→ **Given exercise**
Locate each line with the string "number" in the listing below and copy it.

→ **Records shown**
■ ■ ■ ■ ■ ■ ■
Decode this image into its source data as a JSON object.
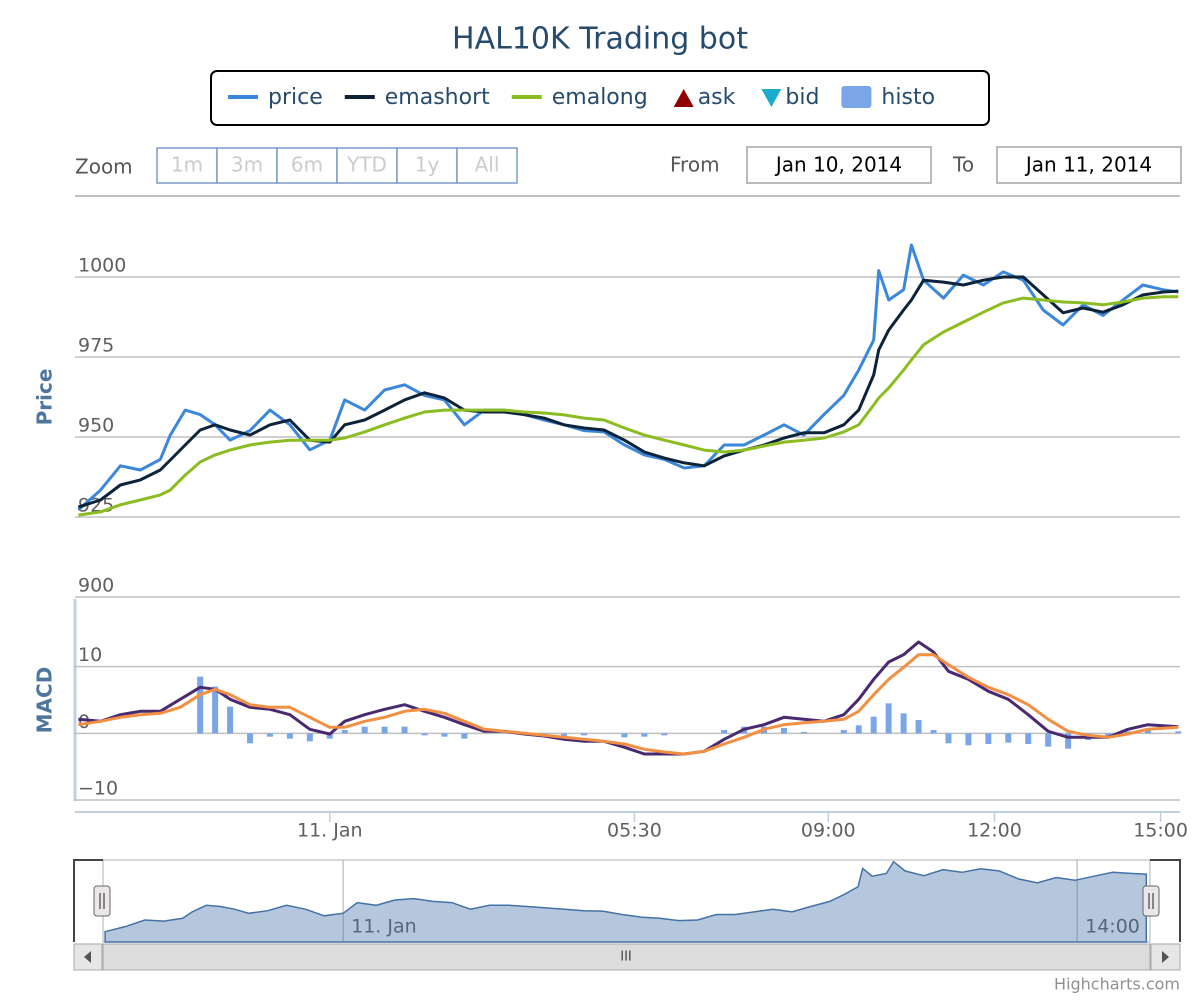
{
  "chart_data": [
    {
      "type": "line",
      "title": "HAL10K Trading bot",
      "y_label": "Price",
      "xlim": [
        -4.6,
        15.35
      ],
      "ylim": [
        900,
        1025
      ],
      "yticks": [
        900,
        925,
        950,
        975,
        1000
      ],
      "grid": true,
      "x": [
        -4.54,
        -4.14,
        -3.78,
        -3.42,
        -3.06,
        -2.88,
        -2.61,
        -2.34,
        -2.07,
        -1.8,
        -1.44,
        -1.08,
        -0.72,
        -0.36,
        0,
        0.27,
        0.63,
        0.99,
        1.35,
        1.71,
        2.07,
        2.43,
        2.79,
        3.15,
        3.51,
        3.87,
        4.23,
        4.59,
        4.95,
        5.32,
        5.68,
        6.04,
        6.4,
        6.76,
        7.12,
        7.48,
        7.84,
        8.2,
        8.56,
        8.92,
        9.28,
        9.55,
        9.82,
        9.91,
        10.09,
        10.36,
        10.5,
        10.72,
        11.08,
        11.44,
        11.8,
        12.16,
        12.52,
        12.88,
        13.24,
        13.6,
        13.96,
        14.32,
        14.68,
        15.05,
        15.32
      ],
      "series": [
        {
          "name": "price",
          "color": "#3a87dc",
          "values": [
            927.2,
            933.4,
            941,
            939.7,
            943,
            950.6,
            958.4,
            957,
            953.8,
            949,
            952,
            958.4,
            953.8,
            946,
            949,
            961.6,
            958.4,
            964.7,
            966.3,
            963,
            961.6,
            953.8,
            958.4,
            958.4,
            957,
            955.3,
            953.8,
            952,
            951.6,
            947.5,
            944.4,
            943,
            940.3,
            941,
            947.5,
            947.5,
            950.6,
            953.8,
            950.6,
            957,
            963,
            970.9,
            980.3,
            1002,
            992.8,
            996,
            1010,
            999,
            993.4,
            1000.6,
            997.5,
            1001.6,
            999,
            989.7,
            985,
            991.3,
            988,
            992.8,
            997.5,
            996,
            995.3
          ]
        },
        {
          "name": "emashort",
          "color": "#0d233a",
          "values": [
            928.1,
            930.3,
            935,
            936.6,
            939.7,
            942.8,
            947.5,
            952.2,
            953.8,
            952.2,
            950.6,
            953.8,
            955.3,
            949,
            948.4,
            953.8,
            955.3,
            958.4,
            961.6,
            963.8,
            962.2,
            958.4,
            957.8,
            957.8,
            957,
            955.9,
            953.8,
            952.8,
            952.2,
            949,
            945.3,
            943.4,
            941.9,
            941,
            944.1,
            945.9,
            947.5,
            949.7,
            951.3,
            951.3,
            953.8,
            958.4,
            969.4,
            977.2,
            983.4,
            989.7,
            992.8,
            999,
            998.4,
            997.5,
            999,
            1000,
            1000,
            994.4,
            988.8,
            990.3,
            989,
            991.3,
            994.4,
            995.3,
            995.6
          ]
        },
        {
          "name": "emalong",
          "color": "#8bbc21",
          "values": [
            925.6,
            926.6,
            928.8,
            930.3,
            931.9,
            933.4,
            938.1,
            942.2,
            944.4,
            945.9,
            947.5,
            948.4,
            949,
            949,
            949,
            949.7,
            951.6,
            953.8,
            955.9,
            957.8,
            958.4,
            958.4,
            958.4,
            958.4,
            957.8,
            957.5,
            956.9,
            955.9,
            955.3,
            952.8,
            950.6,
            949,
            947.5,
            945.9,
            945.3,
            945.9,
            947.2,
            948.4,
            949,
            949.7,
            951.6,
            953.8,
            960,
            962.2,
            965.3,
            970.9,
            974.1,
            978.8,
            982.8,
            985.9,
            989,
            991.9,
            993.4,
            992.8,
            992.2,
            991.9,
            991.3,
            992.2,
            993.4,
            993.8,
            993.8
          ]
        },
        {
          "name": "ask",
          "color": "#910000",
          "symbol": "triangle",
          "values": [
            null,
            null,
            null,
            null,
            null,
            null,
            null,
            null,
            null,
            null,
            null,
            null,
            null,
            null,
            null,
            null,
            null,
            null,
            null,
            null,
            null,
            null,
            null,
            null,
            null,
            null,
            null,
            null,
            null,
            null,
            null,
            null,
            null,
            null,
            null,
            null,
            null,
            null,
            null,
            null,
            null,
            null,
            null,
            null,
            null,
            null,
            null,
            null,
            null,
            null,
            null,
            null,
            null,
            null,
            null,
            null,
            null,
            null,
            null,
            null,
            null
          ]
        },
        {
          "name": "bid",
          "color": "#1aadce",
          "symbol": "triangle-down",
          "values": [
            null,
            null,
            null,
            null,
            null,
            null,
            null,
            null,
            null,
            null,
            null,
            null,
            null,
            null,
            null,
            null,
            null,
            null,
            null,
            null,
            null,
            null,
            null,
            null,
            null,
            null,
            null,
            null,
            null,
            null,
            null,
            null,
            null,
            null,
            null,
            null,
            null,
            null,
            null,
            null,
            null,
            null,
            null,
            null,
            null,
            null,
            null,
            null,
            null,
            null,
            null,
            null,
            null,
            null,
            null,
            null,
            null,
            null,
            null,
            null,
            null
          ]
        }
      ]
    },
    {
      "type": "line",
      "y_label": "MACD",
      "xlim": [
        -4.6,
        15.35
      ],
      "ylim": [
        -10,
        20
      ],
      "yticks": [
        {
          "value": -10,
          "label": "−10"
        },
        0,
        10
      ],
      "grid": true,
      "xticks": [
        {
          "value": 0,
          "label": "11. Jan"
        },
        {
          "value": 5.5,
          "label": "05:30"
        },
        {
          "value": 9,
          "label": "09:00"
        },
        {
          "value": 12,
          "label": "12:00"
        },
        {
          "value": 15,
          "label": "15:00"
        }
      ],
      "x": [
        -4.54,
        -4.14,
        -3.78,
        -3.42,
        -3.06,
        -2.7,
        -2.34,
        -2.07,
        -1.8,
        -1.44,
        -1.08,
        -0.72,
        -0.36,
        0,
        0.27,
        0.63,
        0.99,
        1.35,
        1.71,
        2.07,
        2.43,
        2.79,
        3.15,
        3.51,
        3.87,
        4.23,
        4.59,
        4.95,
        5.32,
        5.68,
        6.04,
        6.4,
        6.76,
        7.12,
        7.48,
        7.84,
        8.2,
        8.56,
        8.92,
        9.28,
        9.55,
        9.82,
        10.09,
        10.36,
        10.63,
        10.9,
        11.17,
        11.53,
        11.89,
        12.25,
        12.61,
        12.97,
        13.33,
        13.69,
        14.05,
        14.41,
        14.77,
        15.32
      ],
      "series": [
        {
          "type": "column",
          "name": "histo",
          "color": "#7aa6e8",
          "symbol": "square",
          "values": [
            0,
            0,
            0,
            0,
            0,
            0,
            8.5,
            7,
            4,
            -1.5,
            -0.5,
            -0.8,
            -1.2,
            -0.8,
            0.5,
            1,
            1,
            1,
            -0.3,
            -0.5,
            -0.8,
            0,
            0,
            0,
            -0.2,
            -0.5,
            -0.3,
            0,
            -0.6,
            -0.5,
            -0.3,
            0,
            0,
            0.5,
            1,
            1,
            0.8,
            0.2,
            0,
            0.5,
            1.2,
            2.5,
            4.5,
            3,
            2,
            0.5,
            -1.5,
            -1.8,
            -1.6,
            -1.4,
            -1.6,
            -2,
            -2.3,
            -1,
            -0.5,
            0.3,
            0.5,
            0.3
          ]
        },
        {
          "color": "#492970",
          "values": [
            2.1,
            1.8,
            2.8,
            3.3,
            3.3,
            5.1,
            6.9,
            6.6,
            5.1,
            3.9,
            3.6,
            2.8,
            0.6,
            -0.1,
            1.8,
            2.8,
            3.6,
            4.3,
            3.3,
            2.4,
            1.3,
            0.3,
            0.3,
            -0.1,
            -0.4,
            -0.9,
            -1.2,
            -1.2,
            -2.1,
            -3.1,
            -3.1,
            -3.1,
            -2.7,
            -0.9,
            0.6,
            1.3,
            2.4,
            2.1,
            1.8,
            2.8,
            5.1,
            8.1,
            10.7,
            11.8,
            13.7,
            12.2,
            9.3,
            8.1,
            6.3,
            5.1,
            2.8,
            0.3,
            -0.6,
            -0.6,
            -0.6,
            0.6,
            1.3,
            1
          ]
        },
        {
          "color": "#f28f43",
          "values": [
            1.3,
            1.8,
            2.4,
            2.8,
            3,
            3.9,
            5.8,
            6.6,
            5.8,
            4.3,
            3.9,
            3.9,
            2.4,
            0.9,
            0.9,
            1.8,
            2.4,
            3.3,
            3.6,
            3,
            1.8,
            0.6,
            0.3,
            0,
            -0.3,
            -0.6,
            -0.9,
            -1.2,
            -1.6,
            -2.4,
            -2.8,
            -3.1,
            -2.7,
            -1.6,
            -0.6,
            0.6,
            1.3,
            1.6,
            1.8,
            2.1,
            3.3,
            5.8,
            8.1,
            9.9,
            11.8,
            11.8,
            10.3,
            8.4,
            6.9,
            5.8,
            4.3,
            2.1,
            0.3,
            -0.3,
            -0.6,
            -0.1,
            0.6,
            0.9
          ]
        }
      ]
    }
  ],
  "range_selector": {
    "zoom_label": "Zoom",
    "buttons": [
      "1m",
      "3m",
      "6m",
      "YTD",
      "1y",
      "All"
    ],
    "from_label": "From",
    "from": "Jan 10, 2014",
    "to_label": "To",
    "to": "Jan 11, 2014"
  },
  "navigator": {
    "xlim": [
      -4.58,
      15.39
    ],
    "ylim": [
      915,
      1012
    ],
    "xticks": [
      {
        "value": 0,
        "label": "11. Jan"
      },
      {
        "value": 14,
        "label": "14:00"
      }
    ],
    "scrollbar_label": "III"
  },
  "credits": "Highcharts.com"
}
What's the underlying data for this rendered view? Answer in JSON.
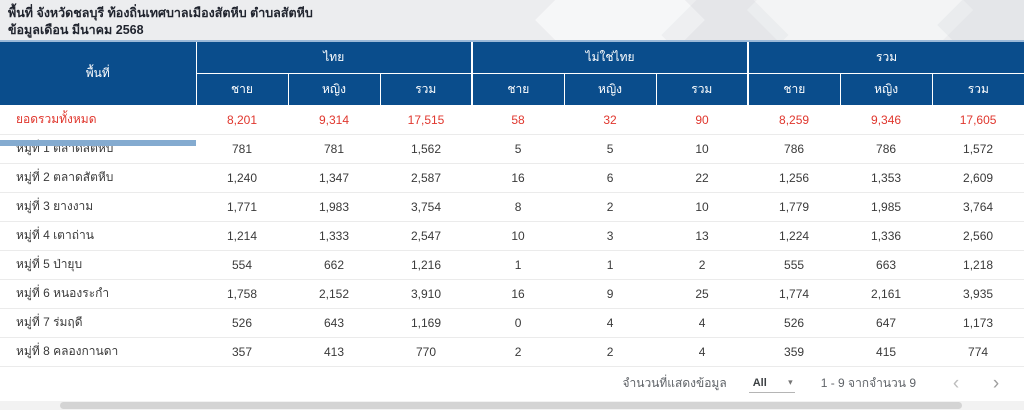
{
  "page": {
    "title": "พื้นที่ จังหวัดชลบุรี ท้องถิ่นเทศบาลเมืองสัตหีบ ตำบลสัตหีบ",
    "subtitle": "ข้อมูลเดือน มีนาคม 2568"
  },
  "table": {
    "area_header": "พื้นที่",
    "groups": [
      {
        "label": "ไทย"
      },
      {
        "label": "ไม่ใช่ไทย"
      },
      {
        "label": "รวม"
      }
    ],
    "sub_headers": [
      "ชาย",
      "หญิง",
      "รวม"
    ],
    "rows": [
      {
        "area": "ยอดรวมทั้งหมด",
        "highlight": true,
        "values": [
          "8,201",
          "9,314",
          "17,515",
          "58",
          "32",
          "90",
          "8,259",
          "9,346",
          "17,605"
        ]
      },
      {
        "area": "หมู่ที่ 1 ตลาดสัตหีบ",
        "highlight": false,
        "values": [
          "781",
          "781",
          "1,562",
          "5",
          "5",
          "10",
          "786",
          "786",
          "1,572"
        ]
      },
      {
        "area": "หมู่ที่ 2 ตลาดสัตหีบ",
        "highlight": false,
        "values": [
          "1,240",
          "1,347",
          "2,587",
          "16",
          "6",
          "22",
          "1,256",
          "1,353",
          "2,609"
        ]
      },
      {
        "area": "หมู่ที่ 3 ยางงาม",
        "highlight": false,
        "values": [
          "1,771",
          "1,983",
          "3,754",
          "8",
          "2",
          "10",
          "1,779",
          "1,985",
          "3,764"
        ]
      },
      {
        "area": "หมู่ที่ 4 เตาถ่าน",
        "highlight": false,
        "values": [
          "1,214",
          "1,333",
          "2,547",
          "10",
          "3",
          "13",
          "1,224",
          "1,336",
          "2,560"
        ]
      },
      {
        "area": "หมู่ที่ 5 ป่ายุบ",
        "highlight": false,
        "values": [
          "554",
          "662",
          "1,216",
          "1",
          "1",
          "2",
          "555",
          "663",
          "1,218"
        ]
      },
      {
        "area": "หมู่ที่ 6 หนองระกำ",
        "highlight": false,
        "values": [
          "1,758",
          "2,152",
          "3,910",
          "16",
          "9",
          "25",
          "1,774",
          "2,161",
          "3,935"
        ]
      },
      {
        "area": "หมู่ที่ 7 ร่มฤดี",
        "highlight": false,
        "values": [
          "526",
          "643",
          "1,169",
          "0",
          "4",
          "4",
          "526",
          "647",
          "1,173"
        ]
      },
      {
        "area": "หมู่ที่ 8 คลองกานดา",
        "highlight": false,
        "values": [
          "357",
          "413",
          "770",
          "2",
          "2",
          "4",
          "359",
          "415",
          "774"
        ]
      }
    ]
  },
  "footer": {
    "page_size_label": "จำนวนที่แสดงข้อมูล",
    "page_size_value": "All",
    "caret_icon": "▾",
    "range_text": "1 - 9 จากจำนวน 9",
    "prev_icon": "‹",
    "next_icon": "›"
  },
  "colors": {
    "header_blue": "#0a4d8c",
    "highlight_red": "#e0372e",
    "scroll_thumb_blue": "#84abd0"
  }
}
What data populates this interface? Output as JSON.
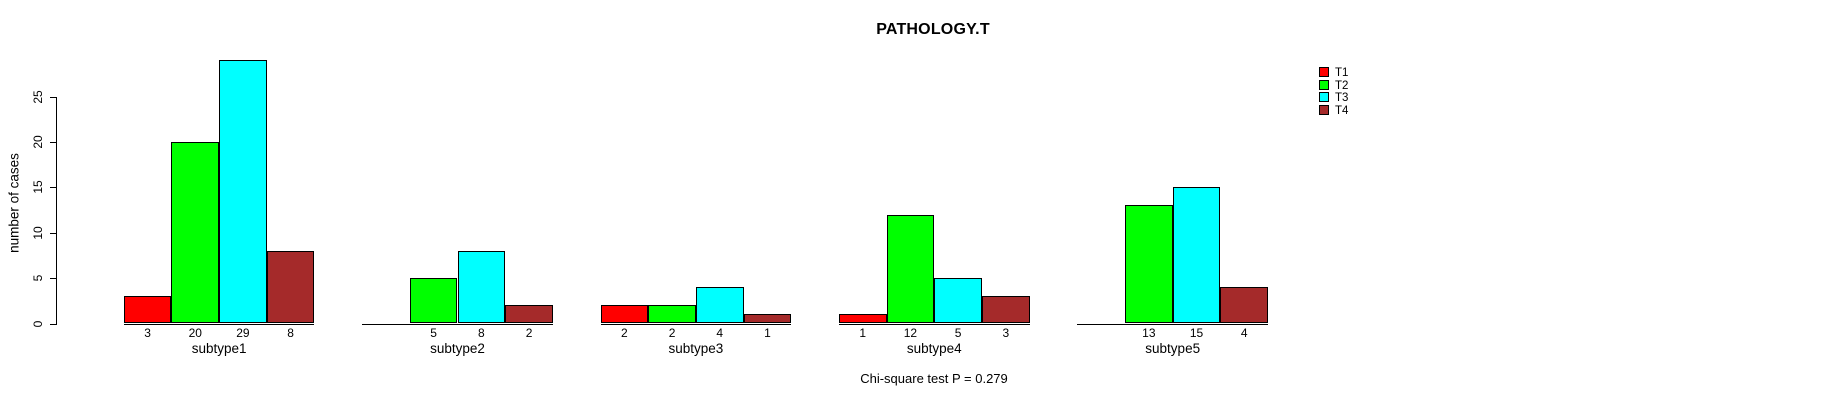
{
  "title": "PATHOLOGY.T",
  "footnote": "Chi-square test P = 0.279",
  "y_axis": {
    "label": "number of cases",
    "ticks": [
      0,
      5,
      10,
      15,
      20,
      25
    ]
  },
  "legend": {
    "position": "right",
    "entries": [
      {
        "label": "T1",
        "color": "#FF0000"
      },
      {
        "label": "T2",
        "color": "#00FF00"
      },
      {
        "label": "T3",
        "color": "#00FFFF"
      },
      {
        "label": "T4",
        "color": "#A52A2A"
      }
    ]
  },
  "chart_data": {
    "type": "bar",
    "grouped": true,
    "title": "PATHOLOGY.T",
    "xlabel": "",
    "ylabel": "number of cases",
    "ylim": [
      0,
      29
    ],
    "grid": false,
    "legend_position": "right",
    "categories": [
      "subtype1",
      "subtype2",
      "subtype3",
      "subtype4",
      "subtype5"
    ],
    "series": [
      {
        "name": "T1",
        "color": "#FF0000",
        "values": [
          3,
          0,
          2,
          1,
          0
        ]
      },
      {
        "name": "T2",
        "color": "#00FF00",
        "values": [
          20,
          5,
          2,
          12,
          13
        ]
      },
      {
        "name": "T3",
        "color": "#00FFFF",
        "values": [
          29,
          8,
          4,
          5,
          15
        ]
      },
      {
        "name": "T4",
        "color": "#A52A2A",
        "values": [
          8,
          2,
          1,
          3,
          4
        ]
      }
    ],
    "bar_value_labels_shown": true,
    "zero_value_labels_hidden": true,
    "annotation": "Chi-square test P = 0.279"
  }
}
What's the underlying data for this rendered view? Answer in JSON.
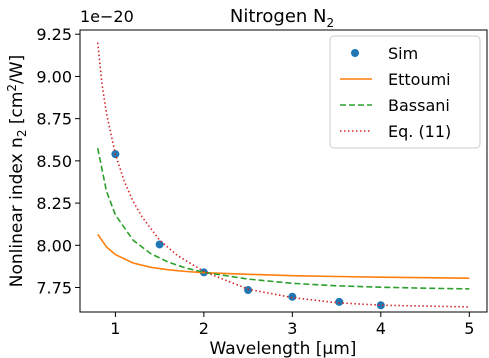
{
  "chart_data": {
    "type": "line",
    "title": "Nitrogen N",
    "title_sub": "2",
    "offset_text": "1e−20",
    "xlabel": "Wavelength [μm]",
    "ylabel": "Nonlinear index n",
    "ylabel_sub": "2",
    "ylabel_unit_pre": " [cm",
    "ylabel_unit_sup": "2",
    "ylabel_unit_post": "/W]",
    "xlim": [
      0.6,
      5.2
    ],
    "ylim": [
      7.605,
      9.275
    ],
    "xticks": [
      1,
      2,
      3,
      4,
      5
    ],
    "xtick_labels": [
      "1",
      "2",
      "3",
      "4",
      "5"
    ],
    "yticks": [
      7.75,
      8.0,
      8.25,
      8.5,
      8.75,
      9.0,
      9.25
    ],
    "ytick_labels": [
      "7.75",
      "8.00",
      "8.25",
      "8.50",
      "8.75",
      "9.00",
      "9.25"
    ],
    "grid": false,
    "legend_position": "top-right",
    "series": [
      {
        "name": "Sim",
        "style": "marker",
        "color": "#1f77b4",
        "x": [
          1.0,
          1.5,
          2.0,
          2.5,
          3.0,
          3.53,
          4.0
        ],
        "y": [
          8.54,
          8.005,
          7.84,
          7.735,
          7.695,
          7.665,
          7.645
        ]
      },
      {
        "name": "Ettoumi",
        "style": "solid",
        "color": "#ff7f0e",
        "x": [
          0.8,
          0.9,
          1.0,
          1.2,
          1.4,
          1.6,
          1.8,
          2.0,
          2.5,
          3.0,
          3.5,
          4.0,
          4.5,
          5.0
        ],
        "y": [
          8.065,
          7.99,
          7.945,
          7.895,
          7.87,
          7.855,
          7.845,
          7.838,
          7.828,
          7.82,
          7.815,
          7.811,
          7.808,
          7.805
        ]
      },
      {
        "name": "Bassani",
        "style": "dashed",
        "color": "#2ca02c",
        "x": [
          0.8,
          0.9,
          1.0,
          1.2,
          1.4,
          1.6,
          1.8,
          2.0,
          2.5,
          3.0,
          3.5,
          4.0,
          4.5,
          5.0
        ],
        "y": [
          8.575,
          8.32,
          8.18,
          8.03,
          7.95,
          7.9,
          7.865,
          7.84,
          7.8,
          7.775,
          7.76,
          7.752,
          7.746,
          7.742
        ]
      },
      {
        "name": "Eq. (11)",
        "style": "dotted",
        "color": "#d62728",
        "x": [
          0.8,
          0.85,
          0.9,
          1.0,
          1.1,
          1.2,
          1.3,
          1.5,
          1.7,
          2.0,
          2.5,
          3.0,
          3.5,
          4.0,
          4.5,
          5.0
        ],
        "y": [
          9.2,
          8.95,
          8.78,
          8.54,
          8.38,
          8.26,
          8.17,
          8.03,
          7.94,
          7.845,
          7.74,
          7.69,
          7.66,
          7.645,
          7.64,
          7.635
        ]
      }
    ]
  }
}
■ ■ ■ ■ ■ ■ ■
→ **Expected output**
    "label": "number of cases",
    "ylabel": "number of cases",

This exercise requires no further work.